What you need to do. Make an exact copy of the lines below.

Data supplied.
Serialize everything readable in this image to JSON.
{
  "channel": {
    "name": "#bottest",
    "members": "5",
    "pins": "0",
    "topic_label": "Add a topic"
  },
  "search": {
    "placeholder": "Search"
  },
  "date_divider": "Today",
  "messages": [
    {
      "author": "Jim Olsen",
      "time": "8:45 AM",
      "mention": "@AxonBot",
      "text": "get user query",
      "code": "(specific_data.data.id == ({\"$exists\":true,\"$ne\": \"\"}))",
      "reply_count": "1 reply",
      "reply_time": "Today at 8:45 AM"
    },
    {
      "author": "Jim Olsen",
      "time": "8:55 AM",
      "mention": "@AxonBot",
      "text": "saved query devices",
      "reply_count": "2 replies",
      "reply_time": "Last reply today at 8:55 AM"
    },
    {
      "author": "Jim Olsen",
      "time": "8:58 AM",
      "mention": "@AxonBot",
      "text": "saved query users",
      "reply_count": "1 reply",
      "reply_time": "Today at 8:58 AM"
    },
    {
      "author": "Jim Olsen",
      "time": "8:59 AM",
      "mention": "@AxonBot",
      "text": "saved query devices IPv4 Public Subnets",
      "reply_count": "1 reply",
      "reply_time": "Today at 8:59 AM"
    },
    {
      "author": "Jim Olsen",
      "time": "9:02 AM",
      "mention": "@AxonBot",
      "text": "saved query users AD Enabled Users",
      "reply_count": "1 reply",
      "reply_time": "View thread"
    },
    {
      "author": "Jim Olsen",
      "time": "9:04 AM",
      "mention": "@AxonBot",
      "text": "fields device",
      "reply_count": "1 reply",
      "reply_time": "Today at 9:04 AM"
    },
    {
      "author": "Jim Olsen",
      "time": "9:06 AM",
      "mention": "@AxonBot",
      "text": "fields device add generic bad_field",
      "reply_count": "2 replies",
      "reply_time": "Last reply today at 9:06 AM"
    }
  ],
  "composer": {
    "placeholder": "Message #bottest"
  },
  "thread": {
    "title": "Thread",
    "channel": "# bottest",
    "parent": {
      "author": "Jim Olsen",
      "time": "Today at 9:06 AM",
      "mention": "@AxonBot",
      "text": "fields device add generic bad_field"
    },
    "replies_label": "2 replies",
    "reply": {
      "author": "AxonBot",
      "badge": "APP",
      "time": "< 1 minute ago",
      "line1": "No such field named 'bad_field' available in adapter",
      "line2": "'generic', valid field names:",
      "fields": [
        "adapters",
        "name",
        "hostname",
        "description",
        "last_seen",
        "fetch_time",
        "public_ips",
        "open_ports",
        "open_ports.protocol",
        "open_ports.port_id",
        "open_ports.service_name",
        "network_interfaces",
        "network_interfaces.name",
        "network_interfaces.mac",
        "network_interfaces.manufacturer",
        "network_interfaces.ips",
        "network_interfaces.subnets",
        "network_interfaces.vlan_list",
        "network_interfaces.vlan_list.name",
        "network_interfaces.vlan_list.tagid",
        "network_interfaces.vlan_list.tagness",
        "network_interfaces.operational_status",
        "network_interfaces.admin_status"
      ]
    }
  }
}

Exercise answer.
Serialize everything readable in this image to JSON.
{
  "channel": {
    "name": "#bottest",
    "members": "5",
    "pins": "0",
    "topic_label": "Add a topic"
  },
  "search": {
    "placeholder": "Search"
  },
  "date_divider": "Today",
  "messages": [
    {
      "author": "Jim Olsen",
      "time": "8:45 AM",
      "mention": "@AxonBot",
      "text": "get user query",
      "code": "(specific_data.data.id == ({\"$exists\":true,\"$ne\": \"\"}))",
      "reply_count": "1 reply",
      "reply_time": "Today at 8:45 AM"
    },
    {
      "author": "Jim Olsen",
      "time": "8:55 AM",
      "mention": "@AxonBot",
      "text": "saved query devices",
      "reply_count": "2 replies",
      "reply_time": "Last reply today at 8:55 AM"
    },
    {
      "author": "Jim Olsen",
      "time": "8:58 AM",
      "mention": "@AxonBot",
      "text": "saved query users",
      "reply_count": "1 reply",
      "reply_time": "Today at 8:58 AM"
    },
    {
      "author": "Jim Olsen",
      "time": "8:59 AM",
      "mention": "@AxonBot",
      "text": "saved query devices IPv4 Public Subnets",
      "reply_count": "1 reply",
      "reply_time": "Today at 8:59 AM"
    },
    {
      "author": "Jim Olsen",
      "time": "9:02 AM",
      "mention": "@AxonBot",
      "text": "saved query users AD Enabled Users",
      "reply_count": "1 reply",
      "reply_time": "View thread"
    },
    {
      "author": "Jim Olsen",
      "time": "9:04 AM",
      "mention": "@AxonBot",
      "text": "fields device",
      "reply_count": "1 reply",
      "reply_time": "Today at 9:04 AM"
    },
    {
      "author": "Jim Olsen",
      "time": "9:06 AM",
      "mention": "@AxonBot",
      "text": "fields device add generic bad_field",
      "reply_count": "2 replies",
      "reply_time": "Last reply today at 9:06 AM"
    }
  ],
  "composer": {
    "placeholder": "Message #bottest"
  },
  "thread": {
    "title": "Thread",
    "channel": "# bottest",
    "parent": {
      "author": "Jim Olsen",
      "time": "Today at 9:06 AM",
      "mention": "@AxonBot",
      "text": "fields device add generic bad_field"
    },
    "replies_label": "2 replies",
    "reply": {
      "author": "AxonBot",
      "badge": "APP",
      "time": "< 1 minute ago",
      "line1": "No such field named 'bad_field' available in adapter",
      "line2": "'generic', valid field names:",
      "fields": [
        "adapters",
        "name",
        "hostname",
        "description",
        "last_seen",
        "fetch_time",
        "public_ips",
        "open_ports",
        "open_ports.protocol",
        "open_ports.port_id",
        "open_ports.service_name",
        "network_interfaces",
        "network_interfaces.name",
        "network_interfaces.mac",
        "network_interfaces.manufacturer",
        "network_interfaces.ips",
        "network_interfaces.subnets",
        "network_interfaces.vlan_list",
        "network_interfaces.vlan_list.name",
        "network_interfaces.vlan_list.tagid",
        "network_interfaces.vlan_list.tagness",
        "network_interfaces.operational_status",
        "network_interfaces.admin_status"
      ]
    }
  }
}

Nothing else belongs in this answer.